===== Working data
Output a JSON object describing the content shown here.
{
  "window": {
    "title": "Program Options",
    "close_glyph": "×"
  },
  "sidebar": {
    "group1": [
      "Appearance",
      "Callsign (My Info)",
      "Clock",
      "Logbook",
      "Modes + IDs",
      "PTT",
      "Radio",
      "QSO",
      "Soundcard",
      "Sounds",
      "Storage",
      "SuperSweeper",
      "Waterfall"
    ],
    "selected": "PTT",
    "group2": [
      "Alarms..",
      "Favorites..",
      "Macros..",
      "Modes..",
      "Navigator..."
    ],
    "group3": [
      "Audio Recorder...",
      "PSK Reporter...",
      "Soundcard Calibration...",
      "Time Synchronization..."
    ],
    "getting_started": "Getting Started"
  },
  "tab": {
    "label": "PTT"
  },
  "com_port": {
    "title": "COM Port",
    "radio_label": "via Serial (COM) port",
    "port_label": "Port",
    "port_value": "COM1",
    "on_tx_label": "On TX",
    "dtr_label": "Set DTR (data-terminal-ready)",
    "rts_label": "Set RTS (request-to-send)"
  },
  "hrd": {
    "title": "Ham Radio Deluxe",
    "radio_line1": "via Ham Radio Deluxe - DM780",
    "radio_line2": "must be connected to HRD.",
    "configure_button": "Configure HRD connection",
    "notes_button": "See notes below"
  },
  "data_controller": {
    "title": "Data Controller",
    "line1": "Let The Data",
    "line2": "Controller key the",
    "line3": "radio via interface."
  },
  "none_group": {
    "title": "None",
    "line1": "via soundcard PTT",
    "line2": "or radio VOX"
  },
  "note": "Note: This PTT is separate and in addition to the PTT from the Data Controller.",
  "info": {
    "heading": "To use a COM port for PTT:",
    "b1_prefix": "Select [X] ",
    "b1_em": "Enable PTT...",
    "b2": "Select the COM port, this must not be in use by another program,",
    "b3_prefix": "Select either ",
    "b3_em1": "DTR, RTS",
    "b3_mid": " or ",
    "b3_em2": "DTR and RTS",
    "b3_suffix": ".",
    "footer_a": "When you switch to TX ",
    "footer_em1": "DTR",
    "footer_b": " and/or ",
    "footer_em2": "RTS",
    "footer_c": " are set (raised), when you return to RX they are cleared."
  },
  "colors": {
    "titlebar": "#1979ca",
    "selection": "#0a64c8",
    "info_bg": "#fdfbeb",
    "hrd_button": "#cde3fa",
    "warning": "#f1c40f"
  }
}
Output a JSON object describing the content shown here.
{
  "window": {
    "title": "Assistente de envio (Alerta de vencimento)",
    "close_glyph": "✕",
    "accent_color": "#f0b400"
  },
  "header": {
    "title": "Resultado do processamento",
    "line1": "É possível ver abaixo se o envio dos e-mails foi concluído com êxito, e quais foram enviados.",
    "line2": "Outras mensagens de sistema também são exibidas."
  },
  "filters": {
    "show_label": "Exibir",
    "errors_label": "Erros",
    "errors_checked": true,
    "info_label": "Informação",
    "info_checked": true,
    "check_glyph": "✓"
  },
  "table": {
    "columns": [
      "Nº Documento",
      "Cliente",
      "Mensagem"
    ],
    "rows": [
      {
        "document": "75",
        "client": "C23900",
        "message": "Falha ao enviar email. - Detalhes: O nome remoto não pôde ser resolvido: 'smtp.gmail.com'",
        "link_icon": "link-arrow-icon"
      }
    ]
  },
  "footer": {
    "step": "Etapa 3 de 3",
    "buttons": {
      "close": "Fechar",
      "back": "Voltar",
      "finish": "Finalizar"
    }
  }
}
==========
→ Job:
Nothing should be changed: write out all of the data as is.

→ Written reply:
Output a JSON object describing the content shown here.
{
  "window": {
    "title": "Program Options",
    "close_glyph": "×"
  },
  "sidebar": {
    "group1": [
      "Appearance",
      "Callsign (My Info)",
      "Clock",
      "Logbook",
      "Modes + IDs",
      "PTT",
      "Radio",
      "QSO",
      "Soundcard",
      "Sounds",
      "Storage",
      "SuperSweeper",
      "Waterfall"
    ],
    "selected": "PTT",
    "group2": [
      "Alarms..",
      "Favorites..",
      "Macros..",
      "Modes..",
      "Navigator..."
    ],
    "group3": [
      "Audio Recorder...",
      "PSK Reporter...",
      "Soundcard Calibration...",
      "Time Synchronization..."
    ],
    "getting_started": "Getting Started"
  },
  "tab": {
    "label": "PTT"
  },
  "com_port": {
    "title": "COM Port",
    "radio_label": "via Serial (COM) port",
    "port_label": "Port",
    "port_value": "COM1",
    "on_tx_label": "On TX",
    "dtr_label": "Set DTR (data-terminal-ready)",
    "rts_label": "Set RTS (request-to-send)"
  },
  "hrd": {
    "title": "Ham Radio Deluxe",
    "radio_line1": "via Ham Radio Deluxe - DM780",
    "radio_line2": "must be connected to HRD.",
    "configure_button": "Configure HRD connection",
    "notes_button": "See notes below"
  },
  "data_controller": {
    "title": "Data Controller",
    "line1": "Let The Data",
    "line2": "Controller key the",
    "line3": "radio via interface."
  },
  "none_group": {
    "title": "None",
    "line1": "via soundcard PTT",
    "line2": "or radio VOX"
  },
  "note": "Note: This PTT is separate and in addition to the PTT from the Data Controller.",
  "info": {
    "heading": "To use a COM port for PTT:",
    "b1_prefix": "Select [X] ",
    "b1_em": "Enable PTT...",
    "b2": "Select the COM port, this must not be in use by another program,",
    "b3_prefix": "Select either ",
    "b3_em1": "DTR, RTS",
    "b3_mid": " or ",
    "b3_em2": "DTR and RTS",
    "b3_suffix": ".",
    "footer_a": "When you switch to TX ",
    "footer_em1": "DTR",
    "footer_b": " and/or ",
    "footer_em2": "RTS",
    "footer_c": " are set (raised), when you return to RX they are cleared."
  },
  "colors": {
    "titlebar": "#1979ca",
    "selection": "#0a64c8",
    "info_bg": "#fdfbeb",
    "hrd_button": "#cde3fa",
    "warning": "#f1c40f"
  }
}
Output a JSON object describing the content shown here.
{
  "window": {
    "title": "Assistente de envio (Alerta de vencimento)",
    "close_glyph": "✕",
    "accent_color": "#f0b400"
  },
  "header": {
    "title": "Resultado do processamento",
    "line1": "É possível ver abaixo se o envio dos e-mails foi concluído com êxito, e quais foram enviados.",
    "line2": "Outras mensagens de sistema também são exibidas."
  },
  "filters": {
    "show_label": "Exibir",
    "errors_label": "Erros",
    "errors_checked": true,
    "info_label": "Informação",
    "info_checked": true,
    "check_glyph": "✓"
  },
  "table": {
    "columns": [
      "Nº Documento",
      "Cliente",
      "Mensagem"
    ],
    "rows": [
      {
        "document": "75",
        "client": "C23900",
        "message": "Falha ao enviar email. - Detalhes: O nome remoto não pôde ser resolvido: 'smtp.gmail.com'",
        "link_icon": "link-arrow-icon"
      }
    ]
  },
  "footer": {
    "step": "Etapa 3 de 3",
    "buttons": {
      "close": "Fechar",
      "back": "Voltar",
      "finish": "Finalizar"
    }
  }
}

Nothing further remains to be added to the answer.